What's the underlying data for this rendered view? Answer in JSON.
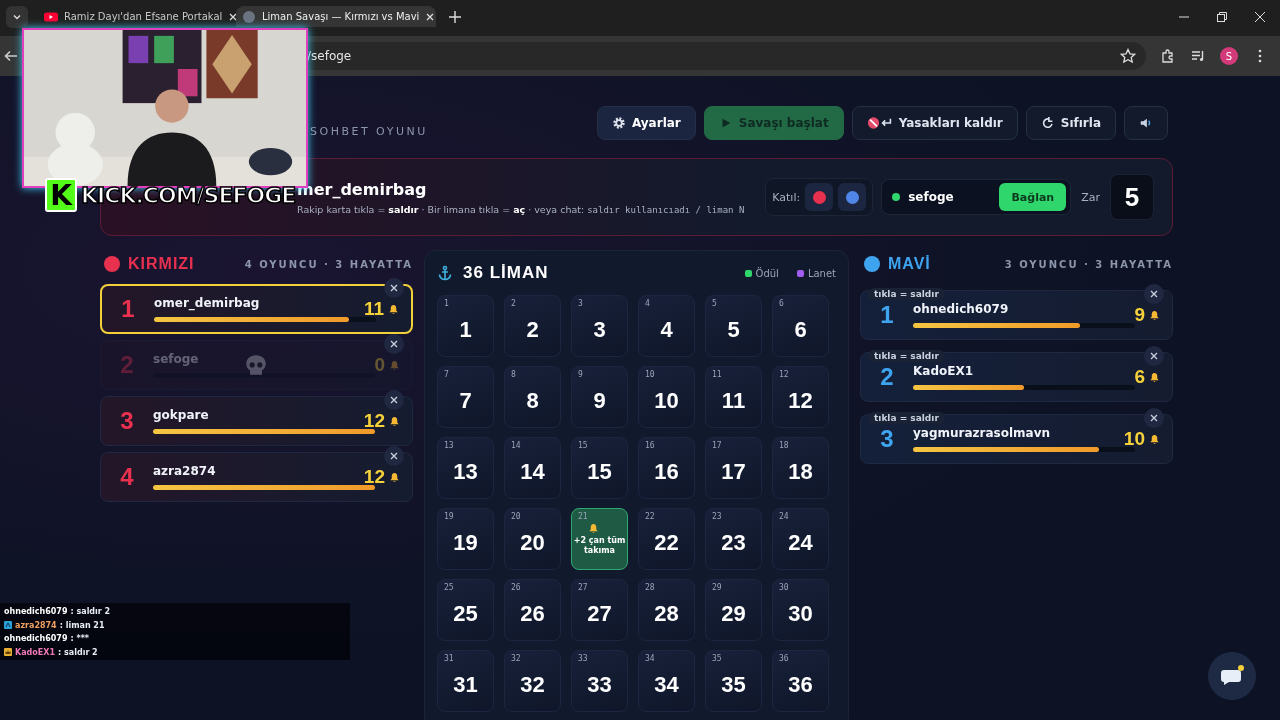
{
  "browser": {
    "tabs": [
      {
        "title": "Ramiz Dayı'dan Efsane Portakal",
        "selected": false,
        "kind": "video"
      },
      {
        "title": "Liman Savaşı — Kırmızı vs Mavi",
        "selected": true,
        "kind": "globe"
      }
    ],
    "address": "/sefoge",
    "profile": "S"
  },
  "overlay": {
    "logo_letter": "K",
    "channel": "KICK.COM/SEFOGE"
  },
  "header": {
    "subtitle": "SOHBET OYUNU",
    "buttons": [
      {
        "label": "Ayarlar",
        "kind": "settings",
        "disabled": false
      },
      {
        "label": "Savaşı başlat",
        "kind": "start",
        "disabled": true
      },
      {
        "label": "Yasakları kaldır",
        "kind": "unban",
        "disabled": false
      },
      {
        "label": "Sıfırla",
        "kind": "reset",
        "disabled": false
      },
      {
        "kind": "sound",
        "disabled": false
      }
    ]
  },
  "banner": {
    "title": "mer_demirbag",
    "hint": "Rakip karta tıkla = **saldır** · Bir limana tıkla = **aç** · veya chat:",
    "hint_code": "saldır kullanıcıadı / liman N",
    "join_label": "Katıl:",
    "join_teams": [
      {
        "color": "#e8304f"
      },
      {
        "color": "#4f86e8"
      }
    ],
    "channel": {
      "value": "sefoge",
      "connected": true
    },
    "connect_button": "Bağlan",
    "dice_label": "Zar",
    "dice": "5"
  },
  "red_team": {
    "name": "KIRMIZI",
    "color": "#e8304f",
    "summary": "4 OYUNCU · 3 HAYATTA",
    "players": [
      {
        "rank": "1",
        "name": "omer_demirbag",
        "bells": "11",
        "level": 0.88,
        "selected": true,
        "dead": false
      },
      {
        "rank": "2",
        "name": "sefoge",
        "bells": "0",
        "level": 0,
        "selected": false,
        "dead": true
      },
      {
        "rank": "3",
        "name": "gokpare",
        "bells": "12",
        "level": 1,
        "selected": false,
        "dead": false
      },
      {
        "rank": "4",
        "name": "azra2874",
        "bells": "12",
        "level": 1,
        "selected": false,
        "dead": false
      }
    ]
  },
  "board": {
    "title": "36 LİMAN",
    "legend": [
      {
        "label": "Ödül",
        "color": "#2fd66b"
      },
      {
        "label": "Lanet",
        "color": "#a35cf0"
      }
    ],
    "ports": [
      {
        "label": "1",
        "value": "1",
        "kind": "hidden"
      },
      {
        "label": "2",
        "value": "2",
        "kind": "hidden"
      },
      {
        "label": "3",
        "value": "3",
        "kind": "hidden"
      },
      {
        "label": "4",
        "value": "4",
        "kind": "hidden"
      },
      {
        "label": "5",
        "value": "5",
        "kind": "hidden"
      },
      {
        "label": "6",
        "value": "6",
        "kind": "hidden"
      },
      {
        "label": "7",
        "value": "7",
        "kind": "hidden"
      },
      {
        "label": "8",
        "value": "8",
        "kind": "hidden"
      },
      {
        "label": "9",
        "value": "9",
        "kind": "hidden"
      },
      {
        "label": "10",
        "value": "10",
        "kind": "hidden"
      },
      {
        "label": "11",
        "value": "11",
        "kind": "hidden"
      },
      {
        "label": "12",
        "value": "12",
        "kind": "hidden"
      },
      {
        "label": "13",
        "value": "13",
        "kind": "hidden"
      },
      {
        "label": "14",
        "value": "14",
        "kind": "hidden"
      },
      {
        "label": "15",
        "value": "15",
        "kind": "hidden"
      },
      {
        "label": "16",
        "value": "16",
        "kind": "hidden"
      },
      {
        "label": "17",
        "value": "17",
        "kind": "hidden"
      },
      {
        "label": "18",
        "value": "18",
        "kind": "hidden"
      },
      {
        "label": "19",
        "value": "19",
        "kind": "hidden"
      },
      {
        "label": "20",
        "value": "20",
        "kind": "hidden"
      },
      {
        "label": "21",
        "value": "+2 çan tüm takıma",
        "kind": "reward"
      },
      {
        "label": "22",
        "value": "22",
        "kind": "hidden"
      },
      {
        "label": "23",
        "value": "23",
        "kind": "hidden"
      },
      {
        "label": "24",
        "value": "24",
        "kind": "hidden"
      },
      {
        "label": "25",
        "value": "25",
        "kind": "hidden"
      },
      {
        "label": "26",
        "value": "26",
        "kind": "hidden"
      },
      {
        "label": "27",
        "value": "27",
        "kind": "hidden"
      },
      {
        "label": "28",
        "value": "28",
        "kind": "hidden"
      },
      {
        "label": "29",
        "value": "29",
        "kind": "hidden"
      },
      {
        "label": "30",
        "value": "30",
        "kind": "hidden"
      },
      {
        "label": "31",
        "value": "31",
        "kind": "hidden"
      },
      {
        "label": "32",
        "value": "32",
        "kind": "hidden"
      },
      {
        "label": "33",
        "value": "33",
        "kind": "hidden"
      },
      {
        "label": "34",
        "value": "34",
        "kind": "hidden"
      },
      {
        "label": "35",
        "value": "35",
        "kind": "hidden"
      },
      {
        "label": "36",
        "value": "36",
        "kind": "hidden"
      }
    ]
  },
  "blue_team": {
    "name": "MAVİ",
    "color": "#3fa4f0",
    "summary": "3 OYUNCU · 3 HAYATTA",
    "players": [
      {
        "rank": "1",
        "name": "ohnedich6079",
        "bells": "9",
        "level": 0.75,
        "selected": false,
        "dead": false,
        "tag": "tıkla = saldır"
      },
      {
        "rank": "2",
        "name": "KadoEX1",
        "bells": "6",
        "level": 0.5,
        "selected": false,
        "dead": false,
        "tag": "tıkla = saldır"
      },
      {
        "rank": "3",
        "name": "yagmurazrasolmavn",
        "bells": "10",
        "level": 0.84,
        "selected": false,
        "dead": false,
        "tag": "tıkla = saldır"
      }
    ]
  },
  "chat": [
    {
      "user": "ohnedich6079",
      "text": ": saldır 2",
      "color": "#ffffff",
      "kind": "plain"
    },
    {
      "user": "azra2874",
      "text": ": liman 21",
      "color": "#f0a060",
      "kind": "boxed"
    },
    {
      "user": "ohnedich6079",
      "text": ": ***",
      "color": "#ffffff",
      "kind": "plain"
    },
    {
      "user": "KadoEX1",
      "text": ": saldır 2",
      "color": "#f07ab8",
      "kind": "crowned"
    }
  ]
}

- _The exercise_: Retype every entry verbatim and exclude the pictures from the copy.

- _Task result_:
What's the underlying data for this rendered view? Answer in JSON.
{
  "browser": {
    "tabs": [
      {
        "title": "Ramiz Dayı'dan Efsane Portakal",
        "selected": false,
        "kind": "video"
      },
      {
        "title": "Liman Savaşı — Kırmızı vs Mavi",
        "selected": true,
        "kind": "globe"
      }
    ],
    "address": "/sefoge",
    "profile": "S"
  },
  "overlay": {
    "logo_letter": "K",
    "channel": "KICK.COM/SEFOGE"
  },
  "header": {
    "subtitle": "SOHBET OYUNU",
    "buttons": [
      {
        "label": "Ayarlar",
        "kind": "settings",
        "disabled": false
      },
      {
        "label": "Savaşı başlat",
        "kind": "start",
        "disabled": true
      },
      {
        "label": "Yasakları kaldır",
        "kind": "unban",
        "disabled": false
      },
      {
        "label": "Sıfırla",
        "kind": "reset",
        "disabled": false
      },
      {
        "kind": "sound",
        "disabled": false
      }
    ]
  },
  "banner": {
    "title": "mer_demirbag",
    "hint": "Rakip karta tıkla = **saldır** · Bir limana tıkla = **aç** · veya chat:",
    "hint_code": "saldır kullanıcıadı / liman N",
    "join_label": "Katıl:",
    "join_teams": [
      {
        "color": "#e8304f"
      },
      {
        "color": "#4f86e8"
      }
    ],
    "channel": {
      "value": "sefoge",
      "connected": true
    },
    "connect_button": "Bağlan",
    "dice_label": "Zar",
    "dice": "5"
  },
  "red_team": {
    "name": "KIRMIZI",
    "color": "#e8304f",
    "summary": "4 OYUNCU · 3 HAYATTA",
    "players": [
      {
        "rank": "1",
        "name": "omer_demirbag",
        "bells": "11",
        "level": 0.88,
        "selected": true,
        "dead": false
      },
      {
        "rank": "2",
        "name": "sefoge",
        "bells": "0",
        "level": 0,
        "selected": false,
        "dead": true
      },
      {
        "rank": "3",
        "name": "gokpare",
        "bells": "12",
        "level": 1,
        "selected": false,
        "dead": false
      },
      {
        "rank": "4",
        "name": "azra2874",
        "bells": "12",
        "level": 1,
        "selected": false,
        "dead": false
      }
    ]
  },
  "board": {
    "title": "36 LİMAN",
    "legend": [
      {
        "label": "Ödül",
        "color": "#2fd66b"
      },
      {
        "label": "Lanet",
        "color": "#a35cf0"
      }
    ],
    "ports": [
      {
        "label": "1",
        "value": "1",
        "kind": "hidden"
      },
      {
        "label": "2",
        "value": "2",
        "kind": "hidden"
      },
      {
        "label": "3",
        "value": "3",
        "kind": "hidden"
      },
      {
        "label": "4",
        "value": "4",
        "kind": "hidden"
      },
      {
        "label": "5",
        "value": "5",
        "kind": "hidden"
      },
      {
        "label": "6",
        "value": "6",
        "kind": "hidden"
      },
      {
        "label": "7",
        "value": "7",
        "kind": "hidden"
      },
      {
        "label": "8",
        "value": "8",
        "kind": "hidden"
      },
      {
        "label": "9",
        "value": "9",
        "kind": "hidden"
      },
      {
        "label": "10",
        "value": "10",
        "kind": "hidden"
      },
      {
        "label": "11",
        "value": "11",
        "kind": "hidden"
      },
      {
        "label": "12",
        "value": "12",
        "kind": "hidden"
      },
      {
        "label": "13",
        "value": "13",
        "kind": "hidden"
      },
      {
        "label": "14",
        "value": "14",
        "kind": "hidden"
      },
      {
        "label": "15",
        "value": "15",
        "kind": "hidden"
      },
      {
        "label": "16",
        "value": "16",
        "kind": "hidden"
      },
      {
        "label": "17",
        "value": "17",
        "kind": "hidden"
      },
      {
        "label": "18",
        "value": "18",
        "kind": "hidden"
      },
      {
        "label": "19",
        "value": "19",
        "kind": "hidden"
      },
      {
        "label": "20",
        "value": "20",
        "kind": "hidden"
      },
      {
        "label": "21",
        "value": "+2 çan tüm takıma",
        "kind": "reward"
      },
      {
        "label": "22",
        "value": "22",
        "kind": "hidden"
      },
      {
        "label": "23",
        "value": "23",
        "kind": "hidden"
      },
      {
        "label": "24",
        "value": "24",
        "kind": "hidden"
      },
      {
        "label": "25",
        "value": "25",
        "kind": "hidden"
      },
      {
        "label": "26",
        "value": "26",
        "kind": "hidden"
      },
      {
        "label": "27",
        "value": "27",
        "kind": "hidden"
      },
      {
        "label": "28",
        "value": "28",
        "kind": "hidden"
      },
      {
        "label": "29",
        "value": "29",
        "kind": "hidden"
      },
      {
        "label": "30",
        "value": "30",
        "kind": "hidden"
      },
      {
        "label": "31",
        "value": "31",
        "kind": "hidden"
      },
      {
        "label": "32",
        "value": "32",
        "kind": "hidden"
      },
      {
        "label": "33",
        "value": "33",
        "kind": "hidden"
      },
      {
        "label": "34",
        "value": "34",
        "kind": "hidden"
      },
      {
        "label": "35",
        "value": "35",
        "kind": "hidden"
      },
      {
        "label": "36",
        "value": "36",
        "kind": "hidden"
      }
    ]
  },
  "blue_team": {
    "name": "MAVİ",
    "color": "#3fa4f0",
    "summary": "3 OYUNCU · 3 HAYATTA",
    "players": [
      {
        "rank": "1",
        "name": "ohnedich6079",
        "bells": "9",
        "level": 0.75,
        "selected": false,
        "dead": false,
        "tag": "tıkla = saldır"
      },
      {
        "rank": "2",
        "name": "KadoEX1",
        "bells": "6",
        "level": 0.5,
        "selected": false,
        "dead": false,
        "tag": "tıkla = saldır"
      },
      {
        "rank": "3",
        "name": "yagmurazrasolmavn",
        "bells": "10",
        "level": 0.84,
        "selected": false,
        "dead": false,
        "tag": "tıkla = saldır"
      }
    ]
  },
  "chat": [
    {
      "user": "ohnedich6079",
      "text": ": saldır 2",
      "color": "#ffffff",
      "kind": "plain"
    },
    {
      "user": "azra2874",
      "text": ": liman 21",
      "color": "#f0a060",
      "kind": "boxed"
    },
    {
      "user": "ohnedich6079",
      "text": ": ***",
      "color": "#ffffff",
      "kind": "plain"
    },
    {
      "user": "KadoEX1",
      "text": ": saldır 2",
      "color": "#f07ab8",
      "kind": "crowned"
    }
  ]
}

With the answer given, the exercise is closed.